Exercise objective: Every entry below should be transcribed exactly; pictures stay out of the copy.
══════════
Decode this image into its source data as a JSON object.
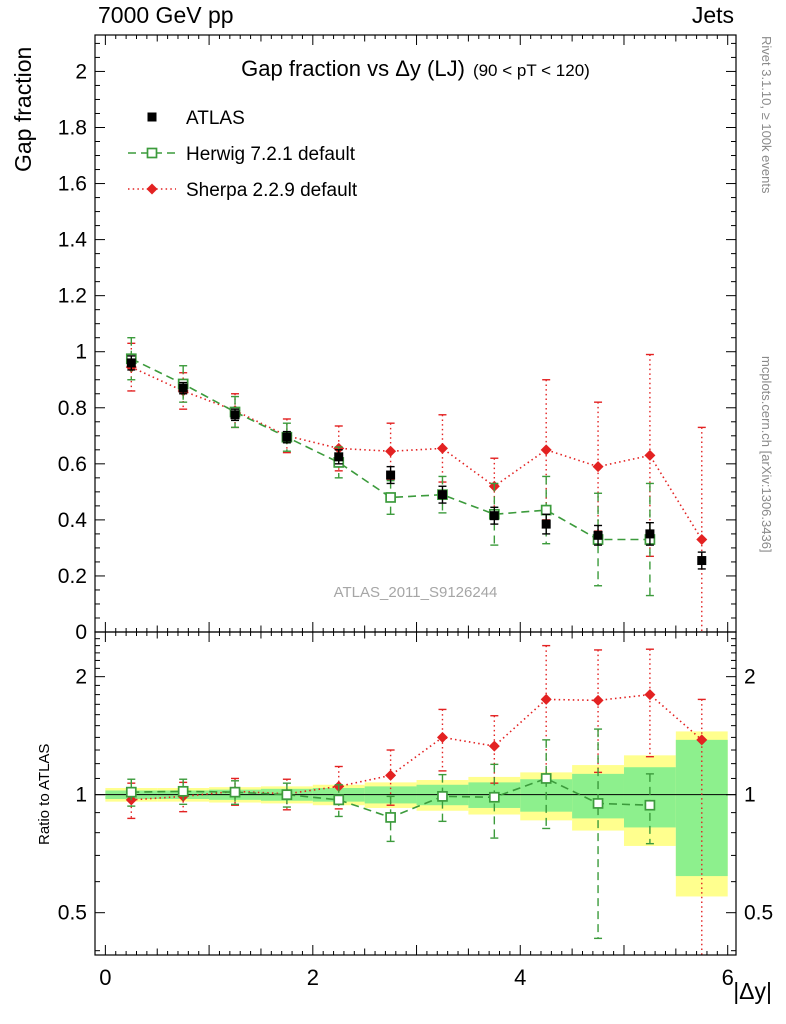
{
  "chart_data": {
    "type": "line",
    "header_left": "7000 GeV pp",
    "header_right": "Jets",
    "title": "Gap fraction vs Δy (LJ)",
    "title_suffix": "(90 < pT < 120)",
    "xlabel": "|Δy|",
    "ylabel_top": "Gap fraction",
    "ylabel_bottom": "Ratio to ATLAS",
    "watermark": "ATLAS_2011_S9126244",
    "note_right_top": "Rivet 3.1.10, ≥ 100k events",
    "note_right_bottom": "mcplots.cern.ch [arXiv:1306.3436]",
    "xlim": [
      -0.1,
      6.08
    ],
    "top_ylim": [
      0,
      2.13
    ],
    "ratio_ylim": [
      0.39,
      2.6
    ],
    "xticks": [
      0,
      2,
      4,
      6
    ],
    "top_yticks": [
      0,
      0.2,
      0.4,
      0.6,
      0.8,
      1.0,
      1.2,
      1.4,
      1.6,
      1.8,
      2.0
    ],
    "ratio_yticks": [
      0.5,
      1,
      2
    ],
    "x": [
      0.25,
      0.75,
      1.25,
      1.75,
      2.25,
      2.75,
      3.25,
      3.75,
      4.25,
      4.75,
      5.25,
      5.75
    ],
    "series": [
      {
        "name": "ATLAS",
        "color": "#000000",
        "marker": "square-filled",
        "line": "none",
        "values": [
          0.96,
          0.87,
          0.775,
          0.695,
          0.625,
          0.56,
          0.49,
          0.415,
          0.385,
          0.345,
          0.35,
          0.255
        ],
        "errors": [
          0.025,
          0.02,
          0.02,
          0.02,
          0.025,
          0.03,
          0.03,
          0.03,
          0.035,
          0.035,
          0.04,
          0.03
        ]
      },
      {
        "name": "Herwig 7.2.1 default",
        "color": "#3c9b3c",
        "marker": "square-open",
        "line": "dashed",
        "values": [
          0.975,
          0.885,
          0.785,
          0.695,
          0.605,
          0.48,
          0.49,
          0.42,
          0.435,
          0.33,
          0.33,
          null
        ],
        "errors": [
          0.075,
          0.065,
          0.055,
          0.05,
          0.055,
          0.06,
          0.065,
          0.11,
          0.12,
          0.165,
          0.2,
          null
        ]
      },
      {
        "name": "Sherpa 2.2.9 default",
        "color": "#e32222",
        "marker": "diamond-filled",
        "line": "dotted",
        "values": [
          0.945,
          0.86,
          0.79,
          0.7,
          0.655,
          0.645,
          0.655,
          0.52,
          0.65,
          0.59,
          0.63,
          0.33
        ],
        "errors": [
          0.085,
          0.065,
          0.06,
          0.06,
          0.08,
          0.1,
          0.12,
          0.1,
          0.25,
          0.23,
          0.36,
          0.4
        ]
      }
    ],
    "ratio": {
      "herwig": {
        "values": [
          1.015,
          1.02,
          1.015,
          1.0,
          0.97,
          0.875,
          0.99,
          0.985,
          1.1,
          0.95,
          0.94,
          null
        ],
        "errors": [
          0.08,
          0.075,
          0.07,
          0.07,
          0.09,
          0.115,
          0.135,
          0.21,
          0.28,
          0.52,
          0.19,
          null
        ]
      },
      "sherpa": {
        "values": [
          0.97,
          0.99,
          1.02,
          1.005,
          1.05,
          1.12,
          1.4,
          1.33,
          1.75,
          1.74,
          1.8,
          1.38
        ],
        "errors": [
          0.1,
          0.085,
          0.08,
          0.09,
          0.13,
          0.18,
          0.25,
          0.26,
          0.65,
          0.6,
          0.55,
          [
            1.0,
            0.37
          ]
        ]
      },
      "band_yellow": [
        0.04,
        0.04,
        0.045,
        0.05,
        0.06,
        0.075,
        0.09,
        0.11,
        0.14,
        0.19,
        0.26,
        0.45
      ],
      "band_green": [
        0.025,
        0.025,
        0.03,
        0.035,
        0.04,
        0.05,
        0.06,
        0.075,
        0.095,
        0.13,
        0.175,
        0.38
      ]
    },
    "colors": {
      "band_outer": "#ffff8e",
      "band_inner": "#8df08d",
      "ratio_baseline": "#000000"
    }
  }
}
══════════
Output below:
Decode this image into its source data as a JSON object.
{
  "chart_data": {
    "type": "line",
    "header_left": "7000 GeV pp",
    "header_right": "Jets",
    "title": "Gap fraction vs Δy (LJ)",
    "title_suffix": "(90 < pT < 120)",
    "xlabel": "|Δy|",
    "ylabel_top": "Gap fraction",
    "ylabel_bottom": "Ratio to ATLAS",
    "watermark": "ATLAS_2011_S9126244",
    "note_right_top": "Rivet 3.1.10, ≥ 100k events",
    "note_right_bottom": "mcplots.cern.ch [arXiv:1306.3436]",
    "xlim": [
      -0.1,
      6.08
    ],
    "top_ylim": [
      0,
      2.13
    ],
    "ratio_ylim": [
      0.39,
      2.6
    ],
    "xticks": [
      0,
      2,
      4,
      6
    ],
    "top_yticks": [
      0,
      0.2,
      0.4,
      0.6,
      0.8,
      1.0,
      1.2,
      1.4,
      1.6,
      1.8,
      2.0
    ],
    "ratio_yticks": [
      0.5,
      1,
      2
    ],
    "x": [
      0.25,
      0.75,
      1.25,
      1.75,
      2.25,
      2.75,
      3.25,
      3.75,
      4.25,
      4.75,
      5.25,
      5.75
    ],
    "series": [
      {
        "name": "ATLAS",
        "color": "#000000",
        "marker": "square-filled",
        "line": "none",
        "values": [
          0.96,
          0.87,
          0.775,
          0.695,
          0.625,
          0.56,
          0.49,
          0.415,
          0.385,
          0.345,
          0.35,
          0.255
        ],
        "errors": [
          0.025,
          0.02,
          0.02,
          0.02,
          0.025,
          0.03,
          0.03,
          0.03,
          0.035,
          0.035,
          0.04,
          0.03
        ]
      },
      {
        "name": "Herwig 7.2.1 default",
        "color": "#3c9b3c",
        "marker": "square-open",
        "line": "dashed",
        "values": [
          0.975,
          0.885,
          0.785,
          0.695,
          0.605,
          0.48,
          0.49,
          0.42,
          0.435,
          0.33,
          0.33,
          null
        ],
        "errors": [
          0.075,
          0.065,
          0.055,
          0.05,
          0.055,
          0.06,
          0.065,
          0.11,
          0.12,
          0.165,
          0.2,
          null
        ]
      },
      {
        "name": "Sherpa 2.2.9 default",
        "color": "#e32222",
        "marker": "diamond-filled",
        "line": "dotted",
        "values": [
          0.945,
          0.86,
          0.79,
          0.7,
          0.655,
          0.645,
          0.655,
          0.52,
          0.65,
          0.59,
          0.63,
          0.33
        ],
        "errors": [
          0.085,
          0.065,
          0.06,
          0.06,
          0.08,
          0.1,
          0.12,
          0.1,
          0.25,
          0.23,
          0.36,
          0.4
        ]
      }
    ],
    "ratio": {
      "herwig": {
        "values": [
          1.015,
          1.02,
          1.015,
          1.0,
          0.97,
          0.875,
          0.99,
          0.985,
          1.1,
          0.95,
          0.94,
          null
        ],
        "errors": [
          0.08,
          0.075,
          0.07,
          0.07,
          0.09,
          0.115,
          0.135,
          0.21,
          0.28,
          0.52,
          0.19,
          null
        ]
      },
      "sherpa": {
        "values": [
          0.97,
          0.99,
          1.02,
          1.005,
          1.05,
          1.12,
          1.4,
          1.33,
          1.75,
          1.74,
          1.8,
          1.38
        ],
        "errors": [
          0.1,
          0.085,
          0.08,
          0.09,
          0.13,
          0.18,
          0.25,
          0.26,
          0.65,
          0.6,
          0.55,
          [
            1.0,
            0.37
          ]
        ]
      },
      "band_yellow": [
        0.04,
        0.04,
        0.045,
        0.05,
        0.06,
        0.075,
        0.09,
        0.11,
        0.14,
        0.19,
        0.26,
        0.45
      ],
      "band_green": [
        0.025,
        0.025,
        0.03,
        0.035,
        0.04,
        0.05,
        0.06,
        0.075,
        0.095,
        0.13,
        0.175,
        0.38
      ]
    },
    "colors": {
      "band_outer": "#ffff8e",
      "band_inner": "#8df08d",
      "ratio_baseline": "#000000"
    }
  }
}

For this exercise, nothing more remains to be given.